Do this: Work through the entries below and report how many lines include "Ordinance". The number alone is the answer.

>> start Input records

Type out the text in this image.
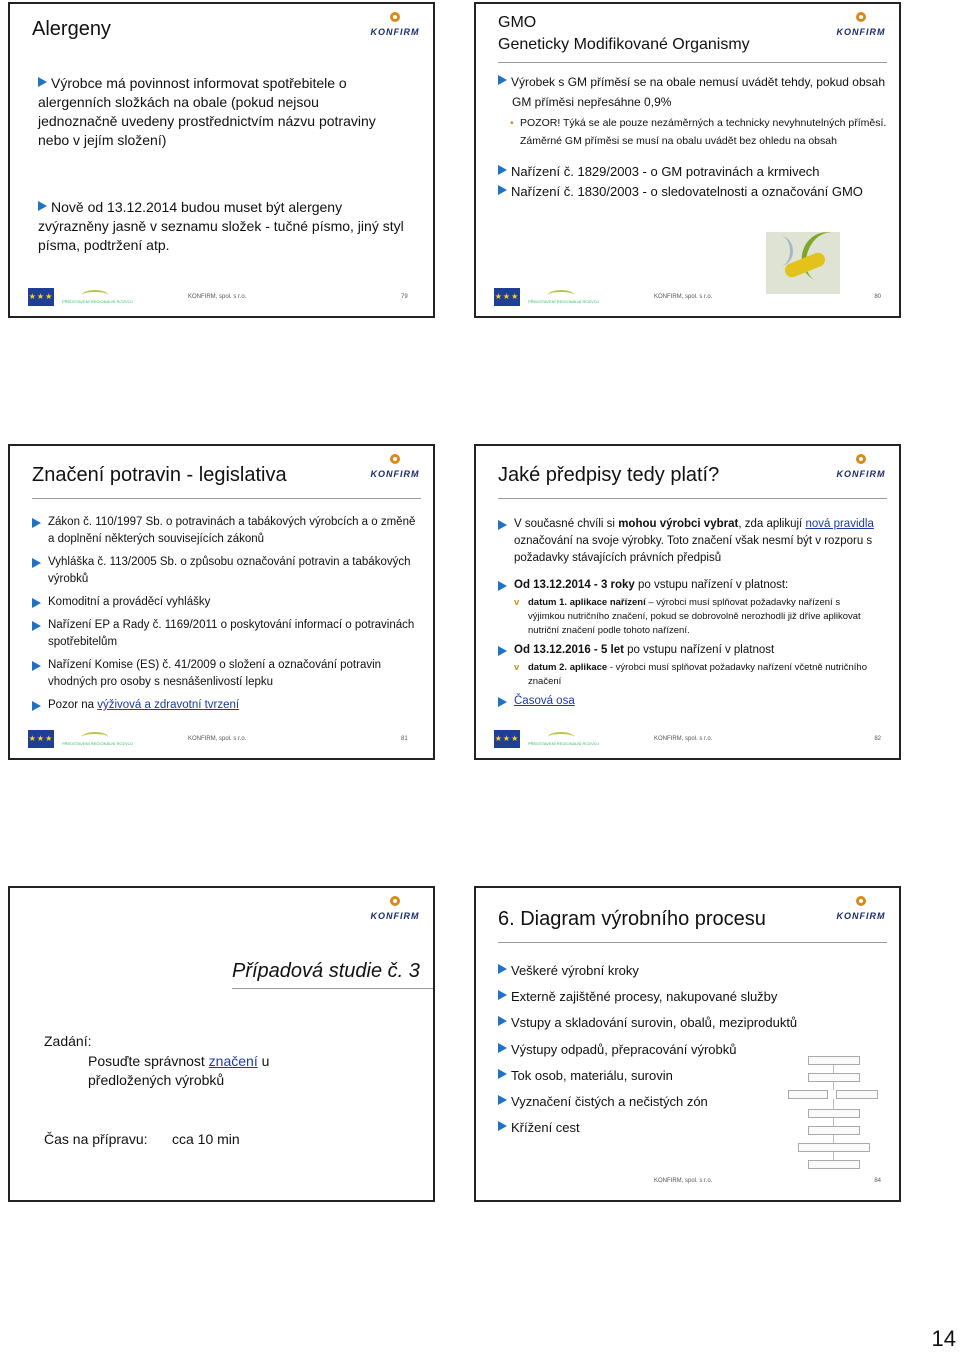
Alergeny	KONFIRM
Výrobce má povinnost informovat spotřebitele o alergenních složkách na obale (pokud nejsou jednoznačně uvedeny prostřednictvím názvu potraviny nebo v jejím složení)
Nově od 13.12.2014 budou muset být alergeny zvýrazněny jasně v seznamu složek - tučné písmo, jiný styl písma, podtržení atp.
★★★
PŘEDSTAVENÍ REGIONÁLNÍ ROZVOJ
KONFIRM, spol. s r.o.	79
GMO
Geneticky Modifikované Organismy
KONFIRM
Výrobek s GM příměsí se na obale nemusí uvádět tehdy, pokud obsah GM příměsi nepřesáhne 0,9%
• POZOR! Týká se ale pouze nezáměrných a technicky nevyhnutelných příměsí. Záměrné GM příměsi se musí na obalu uvádět bez ohledu na obsah
Nařízení č. 1829/2003 - o GM potravinách a krmivech
Nařízení č. 1830/2003 - o sledovatelnosti a označování GMO
★★★
PŘEDSTAVENÍ REGIONÁLNÍ ROZVOJ
KONFIRM, spol. s r.o.	80
Značení potravin - legislativa	KONFIRM
Zákon č. 110/1997 Sb. o potravinách a tabákových výrobcích a o změně a doplnění některých souvisejících zákonů
Vyhláška č. 113/2005 Sb. o způsobu označování potravin a tabákových výrobků
Komoditní a prováděcí vyhlášky
Nařízení EP a Rady č. 1169/2011 o poskytování informací o potravinách spotřebitelům
Nařízení Komise (ES) č. 41/2009 o složení a označování potravin vhodných pro osoby s nesnášenlivostí lepku
Pozor na výživová a zdravotní tvrzení
★★★
PŘEDSTAVENÍ REGIONÁLNÍ ROZVOJ
KONFIRM, spol. s r.o.	81
Jaké předpisy tedy platí?	KONFIRM
V současné chvíli si mohou výrobci vybrat, zda aplikují nová pravidla označování na svoje výrobky. Toto značení však nesmí být v rozporu s požadavky stávajících právních předpisů
Od 13.12.2014 - 3 roky po vstupu nařízení v platnost:
v datum 1. aplikace nařízení – výrobci musí splňovat požadavky nařízení s výjimkou nutričního značení, pokud se dobrovolně nerozhodli již dříve aplikovat nutriční značení podle tohoto nařízení.
Od 13.12.2016 - 5 let po vstupu nařízení v platnost
v datum 2. aplikace - výrobci musí splňovat požadavky nařízení včetně nutričního značení
Časová osa
★★★
PŘEDSTAVENÍ REGIONÁLNÍ ROZVOJ
KONFIRM, spol. s r.o.	82
KONFIRM
Případová studie č. 3
Zadání:
Posuďte správnost značení u předložených výrobků
Čas na přípravu: cca 10 min
KONFIRM
6. Diagram výrobního procesu
Veškeré výrobní kroky
Externě zajištěné procesy, nakupované služby
Vstupy a skladování surovin, obalů, meziproduktů
Výstupy odpadů, přepracování výrobků
Tok osob, materiálu, surovin
Vyznačení čistých a nečistých zón
Křížení cest
KONFIRM, spol. s r.o.	84
14
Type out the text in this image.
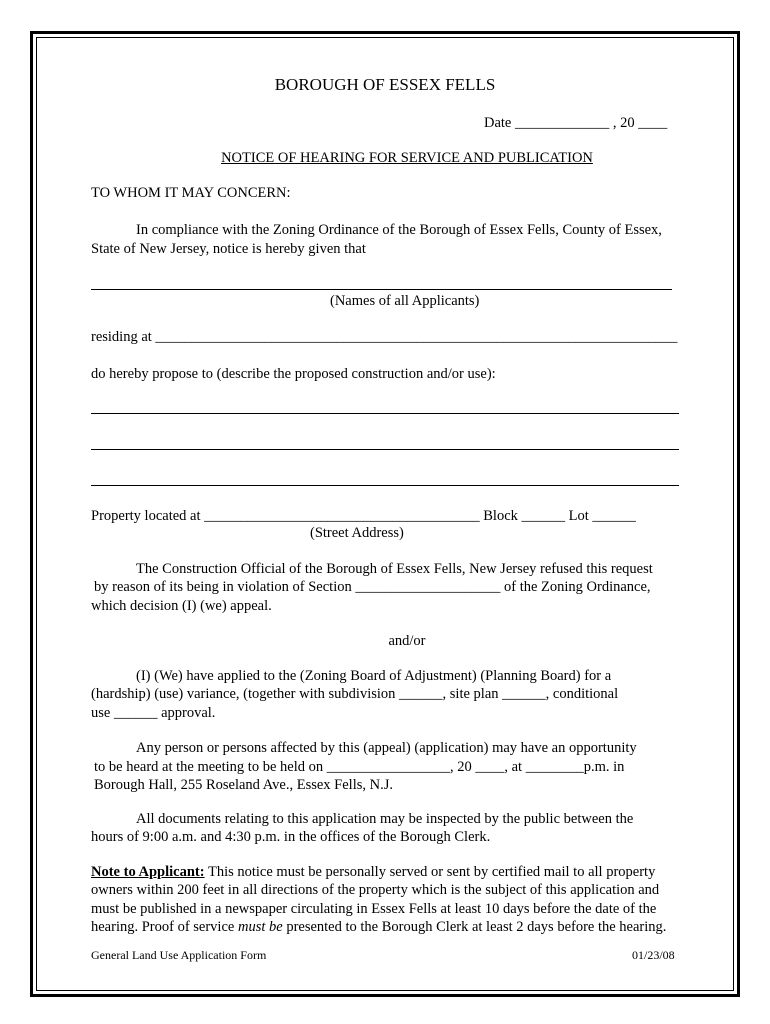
BOROUGH OF ESSEX FELLS
Date _____________ , 20 ____
NOTICE OF HEARING FOR SERVICE AND PUBLICATION
TO WHOM IT MAY CONCERN:
In compliance with the Zoning Ordinance of the Borough of Essex Fells, County of Essex,
State of New Jersey, notice is hereby given that
(Names of all Applicants)
residing at ________________________________________________________________________
do hereby propose to (describe the proposed construction and/or use):
Property located at ______________________________________ Block ______ Lot ______
(Street Address)
The Construction Official of the Borough of Essex Fells, New Jersey refused this request
by reason of its being in violation of Section ____________________ of the Zoning Ordinance,
which decision (I) (we) appeal.
and/or
(I) (We) have applied to the (Zoning Board of Adjustment) (Planning Board) for a
(hardship) (use) variance, (together with subdivision ______, site plan ______, conditional
use ______ approval.
Any person or persons affected by this (appeal) (application) may have an opportunity
to be heard at the meeting to be held on _________________, 20 ____, at ________p.m. in
Borough Hall, 255 Roseland Ave., Essex Fells, N.J.
All documents relating to this application may be inspected by the public between the
hours of 9:00 a.m. and 4:30 p.m. in the offices of the Borough Clerk.
Note to Applicant: This notice must be personally served or sent by certified mail to all property
owners within 200 feet in all directions of the property which is the subject of this application and
must be published in a newspaper circulating in Essex Fells at least 10 days before the date of the
hearing. Proof of service must be presented to the Borough Clerk at least 2 days before the hearing.
General Land Use Application Form	01/23/08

>> end Input records

Response: 2